---------- DATA TO USE

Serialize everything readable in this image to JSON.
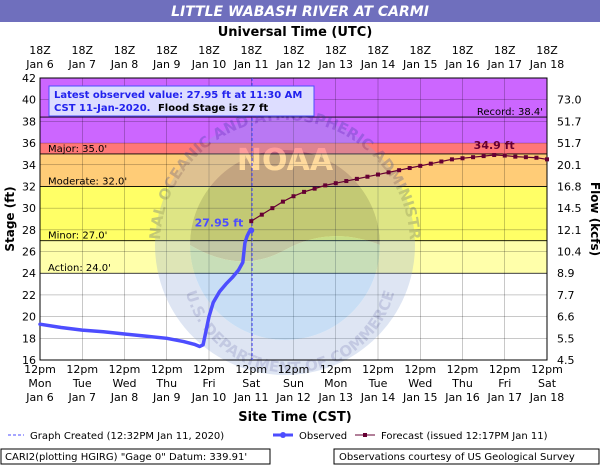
{
  "header": {
    "title": "LITTLE WABASH RIVER AT CARMI",
    "top_axis_title": "Universal Time (UTC)",
    "bottom_axis_title": "Site Time (CST)",
    "left_axis_title": "Stage (ft)",
    "right_axis_title": "Flow (kcfs)"
  },
  "info_box": {
    "line1": "Latest observed value: 27.95 ft at 11:30 AM",
    "line2_prefix": "CST 11-Jan-2020.",
    "line2_suffix": "Flood Stage is 27 ft"
  },
  "footer": {
    "left": "CARI2(plotting HGIRG) \"Gage 0\" Datum: 339.91'",
    "right": "Observations courtesy of US Geological Survey"
  },
  "legend": {
    "graph_created": "Graph Created (12:32PM Jan 11, 2020)",
    "observed": "Observed",
    "forecast": "Forecast (issued 12:17PM Jan 11)"
  },
  "watermark": {
    "arc_top": "NATIONAL OCEANIC AND ATMOSPHERIC ADMINISTRATION",
    "arc_bottom": "U.S. DEPARTMENT OF COMMERCE",
    "center": "NOAA"
  },
  "colors": {
    "record": "#cc66ff",
    "major": "#ff7777",
    "moderate": "#ffcc77",
    "minor": "#ffff66",
    "action": "#ffffaa",
    "normal": "#ffffff",
    "observed": "#4d4dff",
    "forecast": "#660033",
    "header_bg": "#6f6fbd",
    "plot_border": "#000000"
  },
  "chart_data": {
    "type": "line",
    "title": "LITTLE WABASH RIVER AT CARMI",
    "x_range": [
      "Jan 6 12pm",
      "Jan 18 12pm"
    ],
    "y_range": [
      16,
      42
    ],
    "grid": true,
    "x_ticks_utc": [
      {
        "top": "18Z",
        "bottom": "Jan 6"
      },
      {
        "top": "18Z",
        "bottom": "Jan 7"
      },
      {
        "top": "18Z",
        "bottom": "Jan 8"
      },
      {
        "top": "18Z",
        "bottom": "Jan 9"
      },
      {
        "top": "18Z",
        "bottom": "Jan 10"
      },
      {
        "top": "18Z",
        "bottom": "Jan 11"
      },
      {
        "top": "18Z",
        "bottom": "Jan 12"
      },
      {
        "top": "18Z",
        "bottom": "Jan 13"
      },
      {
        "top": "18Z",
        "bottom": "Jan 14"
      },
      {
        "top": "18Z",
        "bottom": "Jan 15"
      },
      {
        "top": "18Z",
        "bottom": "Jan 16"
      },
      {
        "top": "18Z",
        "bottom": "Jan 17"
      },
      {
        "top": "18Z",
        "bottom": "Jan 18"
      }
    ],
    "x_ticks_local": [
      {
        "time": "12pm",
        "day": "Mon",
        "date": "Jan 6"
      },
      {
        "time": "12pm",
        "day": "Tue",
        "date": "Jan 7"
      },
      {
        "time": "12pm",
        "day": "Wed",
        "date": "Jan 8"
      },
      {
        "time": "12pm",
        "day": "Thu",
        "date": "Jan 9"
      },
      {
        "time": "12pm",
        "day": "Fri",
        "date": "Jan 10"
      },
      {
        "time": "12pm",
        "day": "Sat",
        "date": "Jan 11"
      },
      {
        "time": "12pm",
        "day": "Sun",
        "date": "Jan 12"
      },
      {
        "time": "12pm",
        "day": "Mon",
        "date": "Jan 13"
      },
      {
        "time": "12pm",
        "day": "Tue",
        "date": "Jan 14"
      },
      {
        "time": "12pm",
        "day": "Wed",
        "date": "Jan 15"
      },
      {
        "time": "12pm",
        "day": "Thu",
        "date": "Jan 16"
      },
      {
        "time": "12pm",
        "day": "Fri",
        "date": "Jan 17"
      },
      {
        "time": "12pm",
        "day": "Sat",
        "date": "Jan 18"
      }
    ],
    "y_ticks": [
      16,
      18,
      20,
      22,
      24,
      26,
      28,
      30,
      32,
      34,
      36,
      38,
      40,
      42
    ],
    "flow_ticks": [
      {
        "stage": 16,
        "label": "4.5"
      },
      {
        "stage": 18,
        "label": "5.5"
      },
      {
        "stage": 20,
        "label": "6.6"
      },
      {
        "stage": 22,
        "label": "7.7"
      },
      {
        "stage": 24,
        "label": "8.9"
      },
      {
        "stage": 26,
        "label": "10.4"
      },
      {
        "stage": 28,
        "label": "12.1"
      },
      {
        "stage": 30,
        "label": "14.5"
      },
      {
        "stage": 32,
        "label": "16.8"
      },
      {
        "stage": 34,
        "label": "20.1"
      },
      {
        "stage": 36,
        "label": "51.7"
      },
      {
        "stage": 38,
        "label": "51.7"
      },
      {
        "stage": 40,
        "label": "73.0"
      }
    ],
    "flood_categories": [
      {
        "name": "Record",
        "label": "Record: 38.4'",
        "stage": 38.4
      },
      {
        "name": "Major",
        "label": "Major: 35.0'",
        "stage": 35.0
      },
      {
        "name": "Moderate",
        "label": "Moderate: 32.0'",
        "stage": 32.0
      },
      {
        "name": "Minor",
        "label": "Minor: 27.0'",
        "stage": 27.0
      },
      {
        "name": "Action",
        "label": "Action: 24.0'",
        "stage": 24.0
      }
    ],
    "graph_created_day": 5.02,
    "series": [
      {
        "name": "Observed",
        "x_days": [
          0.0,
          0.5,
          1.0,
          1.5,
          2.0,
          2.5,
          3.0,
          3.4,
          3.65,
          3.78,
          3.86,
          3.92,
          4.0,
          4.1,
          4.25,
          4.4,
          4.55,
          4.7,
          4.8,
          4.85,
          4.9,
          4.95,
          5.0
        ],
        "y": [
          19.3,
          19.0,
          18.75,
          18.6,
          18.4,
          18.2,
          18.0,
          17.7,
          17.45,
          17.25,
          17.4,
          18.5,
          20.0,
          21.3,
          22.3,
          23.0,
          23.6,
          24.3,
          25.0,
          26.8,
          27.4,
          27.8,
          27.95
        ]
      },
      {
        "name": "Forecast",
        "x_days": [
          5.0,
          5.25,
          5.5,
          5.75,
          6.0,
          6.25,
          6.5,
          6.75,
          7.0,
          7.25,
          7.5,
          7.75,
          8.0,
          8.25,
          8.5,
          8.75,
          9.0,
          9.25,
          9.5,
          9.75,
          10.0,
          10.25,
          10.5,
          10.75,
          11.0,
          11.25,
          11.5,
          11.75,
          12.0
        ],
        "y": [
          28.8,
          29.4,
          30.0,
          30.6,
          31.1,
          31.5,
          31.8,
          32.1,
          32.3,
          32.5,
          32.7,
          32.9,
          33.1,
          33.3,
          33.5,
          33.7,
          33.9,
          34.1,
          34.3,
          34.5,
          34.6,
          34.7,
          34.8,
          34.9,
          34.85,
          34.75,
          34.7,
          34.65,
          34.5
        ]
      }
    ],
    "annotations": [
      {
        "text": "27.95 ft",
        "series": "Observed"
      },
      {
        "text": "34.9 ft",
        "series": "Forecast"
      }
    ]
  }
}
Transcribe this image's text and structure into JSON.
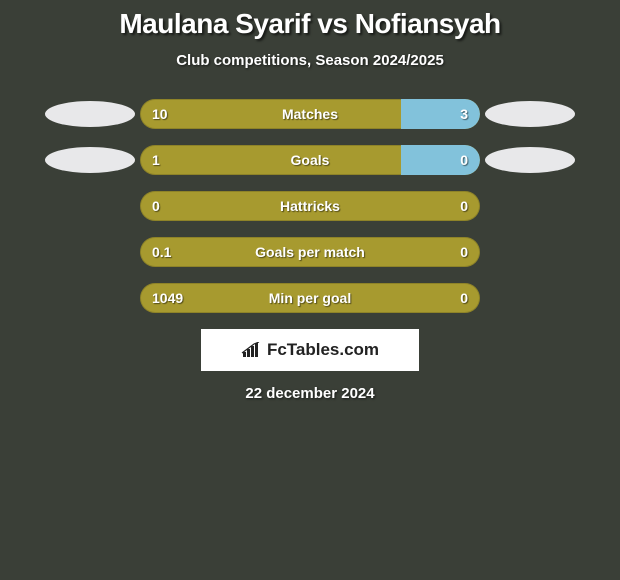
{
  "title": "Maulana Syarif vs Nofiansyah",
  "subtitle": "Club competitions, Season 2024/2025",
  "date": "22 december 2024",
  "logo_text": "FcTables.com",
  "colors": {
    "background": "#3a3f37",
    "bar_left": "#a79a2f",
    "bar_right": "#82c2db",
    "ellipse": "#e8e8ea",
    "text": "#ffffff"
  },
  "rows": [
    {
      "label": "Matches",
      "left_val": "10",
      "right_val": "3",
      "left_pct": 76.9,
      "right_pct": 23.1,
      "show_icons": true
    },
    {
      "label": "Goals",
      "left_val": "1",
      "right_val": "0",
      "left_pct": 76.9,
      "right_pct": 23.1,
      "show_icons": true
    },
    {
      "label": "Hattricks",
      "left_val": "0",
      "right_val": "0",
      "left_pct": 100,
      "right_pct": 0,
      "show_icons": false
    },
    {
      "label": "Goals per match",
      "left_val": "0.1",
      "right_val": "0",
      "left_pct": 100,
      "right_pct": 0,
      "show_icons": false
    },
    {
      "label": "Min per goal",
      "left_val": "1049",
      "right_val": "0",
      "left_pct": 100,
      "right_pct": 0,
      "show_icons": false
    }
  ]
}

--------------------

**DIRECTIONS FOR THIS TASK**
Only the lines from the one that contains "Transcribe this image's" to the end of the records, inclusive, are to be quoted exactly, with pictures excluded.

**REPLY TO THE EXERCISE**
Transcribe this image's text and structure into JSON.
{
  "title": "Maulana Syarif vs Nofiansyah",
  "subtitle": "Club competitions, Season 2024/2025",
  "date": "22 december 2024",
  "logo_text": "FcTables.com",
  "colors": {
    "background": "#3a3f37",
    "bar_left": "#a79a2f",
    "bar_right": "#82c2db",
    "ellipse": "#e8e8ea",
    "text": "#ffffff"
  },
  "rows": [
    {
      "label": "Matches",
      "left_val": "10",
      "right_val": "3",
      "left_pct": 76.9,
      "right_pct": 23.1,
      "show_icons": true
    },
    {
      "label": "Goals",
      "left_val": "1",
      "right_val": "0",
      "left_pct": 76.9,
      "right_pct": 23.1,
      "show_icons": true
    },
    {
      "label": "Hattricks",
      "left_val": "0",
      "right_val": "0",
      "left_pct": 100,
      "right_pct": 0,
      "show_icons": false
    },
    {
      "label": "Goals per match",
      "left_val": "0.1",
      "right_val": "0",
      "left_pct": 100,
      "right_pct": 0,
      "show_icons": false
    },
    {
      "label": "Min per goal",
      "left_val": "1049",
      "right_val": "0",
      "left_pct": 100,
      "right_pct": 0,
      "show_icons": false
    }
  ]
}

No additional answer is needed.